RECORD SET:
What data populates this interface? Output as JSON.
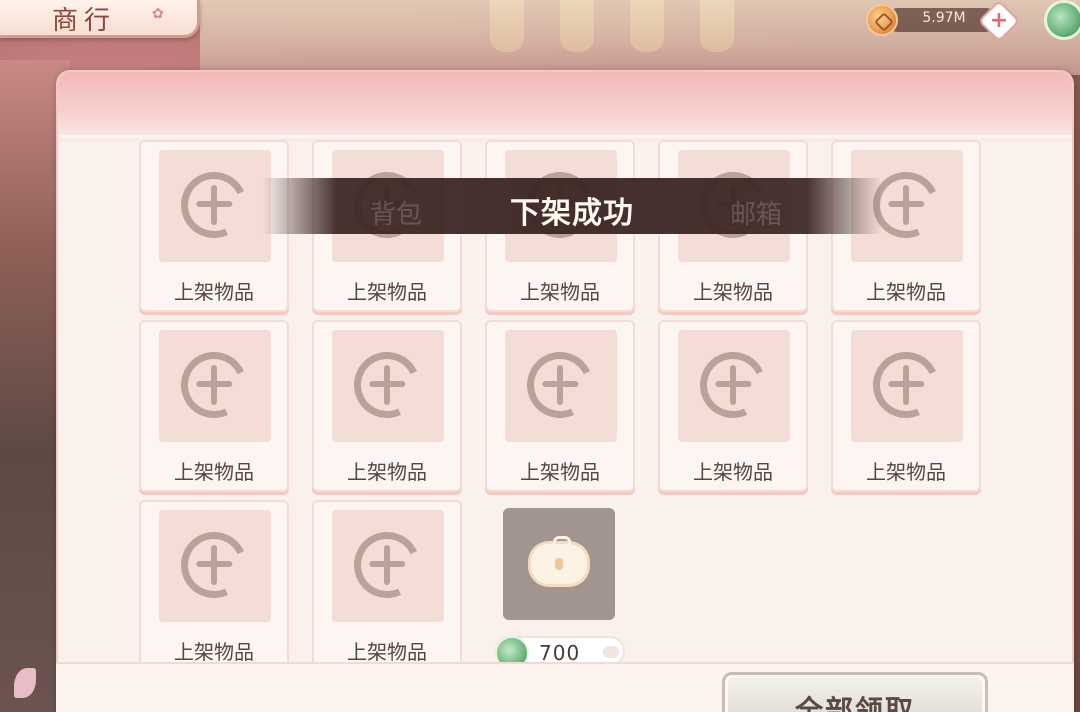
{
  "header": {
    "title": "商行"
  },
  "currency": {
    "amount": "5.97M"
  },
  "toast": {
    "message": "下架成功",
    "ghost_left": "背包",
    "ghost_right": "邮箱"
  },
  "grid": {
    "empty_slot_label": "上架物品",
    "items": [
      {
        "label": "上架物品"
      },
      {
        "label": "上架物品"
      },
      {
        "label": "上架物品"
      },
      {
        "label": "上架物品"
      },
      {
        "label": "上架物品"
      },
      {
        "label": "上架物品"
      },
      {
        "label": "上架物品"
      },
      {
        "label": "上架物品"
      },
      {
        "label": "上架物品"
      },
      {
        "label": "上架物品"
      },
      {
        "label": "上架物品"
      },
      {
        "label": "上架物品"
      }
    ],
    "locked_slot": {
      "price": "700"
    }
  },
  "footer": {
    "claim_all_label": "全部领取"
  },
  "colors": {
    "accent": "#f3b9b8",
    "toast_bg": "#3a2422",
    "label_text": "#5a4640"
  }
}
--
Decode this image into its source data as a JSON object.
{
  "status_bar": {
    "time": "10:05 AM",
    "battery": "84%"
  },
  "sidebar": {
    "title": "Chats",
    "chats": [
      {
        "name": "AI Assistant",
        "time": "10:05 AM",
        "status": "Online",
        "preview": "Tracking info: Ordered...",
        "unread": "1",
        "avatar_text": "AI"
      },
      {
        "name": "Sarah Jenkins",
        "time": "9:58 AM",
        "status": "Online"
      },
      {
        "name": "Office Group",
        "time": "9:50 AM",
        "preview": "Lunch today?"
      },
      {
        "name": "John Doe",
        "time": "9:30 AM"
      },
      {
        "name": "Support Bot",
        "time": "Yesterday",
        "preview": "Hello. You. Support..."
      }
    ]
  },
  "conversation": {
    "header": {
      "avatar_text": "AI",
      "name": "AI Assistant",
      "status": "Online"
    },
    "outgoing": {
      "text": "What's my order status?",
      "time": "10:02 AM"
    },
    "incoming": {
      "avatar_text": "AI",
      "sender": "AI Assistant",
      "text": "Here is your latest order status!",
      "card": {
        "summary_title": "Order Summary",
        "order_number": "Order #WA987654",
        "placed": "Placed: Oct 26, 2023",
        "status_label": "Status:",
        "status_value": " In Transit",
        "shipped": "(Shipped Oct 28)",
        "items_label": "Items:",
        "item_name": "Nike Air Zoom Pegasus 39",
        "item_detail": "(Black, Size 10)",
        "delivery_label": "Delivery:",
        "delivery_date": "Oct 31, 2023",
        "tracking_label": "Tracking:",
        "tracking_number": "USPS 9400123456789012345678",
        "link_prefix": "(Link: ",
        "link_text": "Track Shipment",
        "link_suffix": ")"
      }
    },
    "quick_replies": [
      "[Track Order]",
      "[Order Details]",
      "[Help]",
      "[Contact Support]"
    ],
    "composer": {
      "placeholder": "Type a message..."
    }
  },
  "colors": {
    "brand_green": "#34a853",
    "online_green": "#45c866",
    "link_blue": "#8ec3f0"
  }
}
---
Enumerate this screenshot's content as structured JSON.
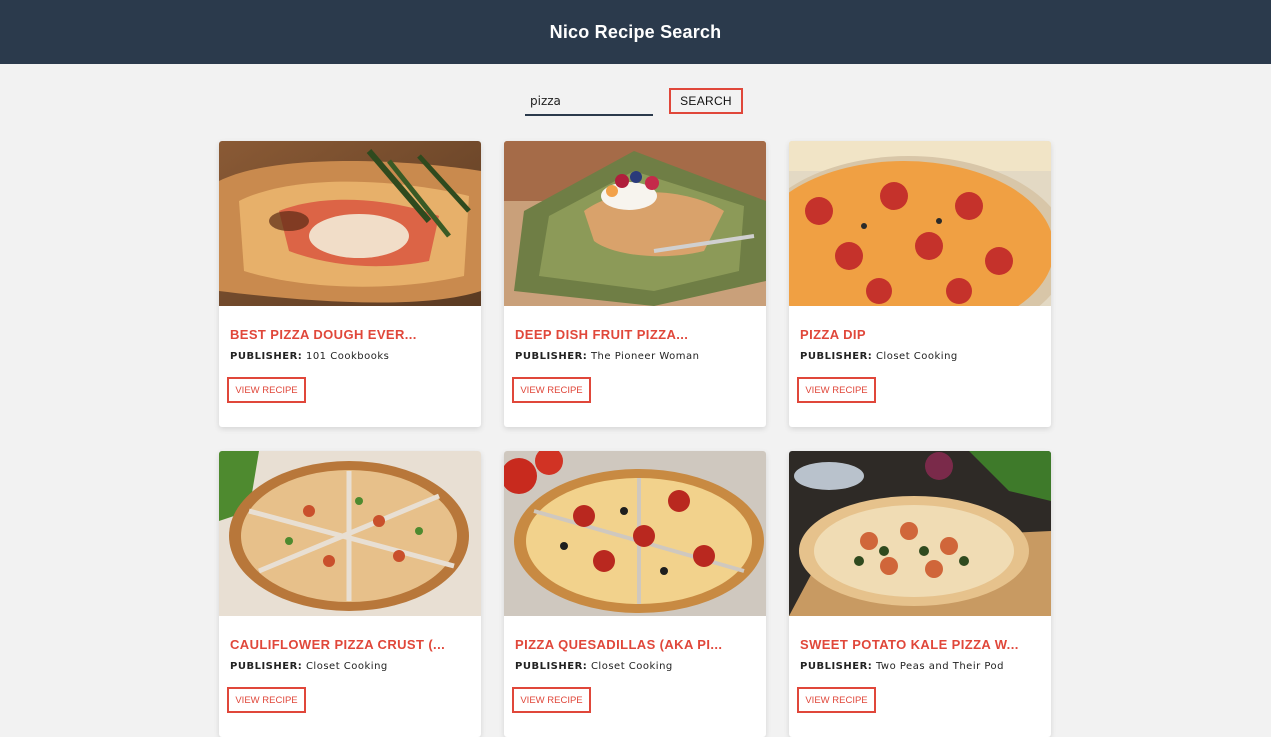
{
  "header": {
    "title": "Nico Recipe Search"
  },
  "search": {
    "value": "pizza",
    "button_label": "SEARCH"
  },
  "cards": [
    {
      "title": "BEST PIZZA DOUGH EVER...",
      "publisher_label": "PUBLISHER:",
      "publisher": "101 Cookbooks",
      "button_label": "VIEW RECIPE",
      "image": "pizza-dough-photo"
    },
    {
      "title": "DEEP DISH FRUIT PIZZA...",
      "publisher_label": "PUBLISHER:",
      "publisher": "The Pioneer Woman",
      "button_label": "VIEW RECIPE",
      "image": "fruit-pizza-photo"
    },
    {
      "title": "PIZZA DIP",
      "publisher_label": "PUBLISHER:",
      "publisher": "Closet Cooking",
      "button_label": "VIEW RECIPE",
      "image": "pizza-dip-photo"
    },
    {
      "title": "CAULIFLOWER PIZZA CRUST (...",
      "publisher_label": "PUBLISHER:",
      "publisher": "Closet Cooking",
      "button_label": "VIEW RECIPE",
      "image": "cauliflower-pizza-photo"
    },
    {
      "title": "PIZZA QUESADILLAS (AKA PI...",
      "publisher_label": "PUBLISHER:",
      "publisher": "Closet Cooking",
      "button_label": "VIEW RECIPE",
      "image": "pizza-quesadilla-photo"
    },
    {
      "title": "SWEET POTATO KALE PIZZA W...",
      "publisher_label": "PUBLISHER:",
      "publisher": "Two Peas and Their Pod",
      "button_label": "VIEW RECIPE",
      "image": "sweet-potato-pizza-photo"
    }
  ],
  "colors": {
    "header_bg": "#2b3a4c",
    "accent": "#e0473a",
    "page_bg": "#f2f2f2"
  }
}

SET TASK: Look through the records and gather each line with the word "image".

TASK RESULT:
Decode this image into its source data as a JSON object.
      "image": "pizza-dough-photo"
      "image": "fruit-pizza-photo"
      "image": "pizza-dip-photo"
      "image": "cauliflower-pizza-photo"
      "image": "pizza-quesadilla-photo"
      "image": "sweet-potato-pizza-photo"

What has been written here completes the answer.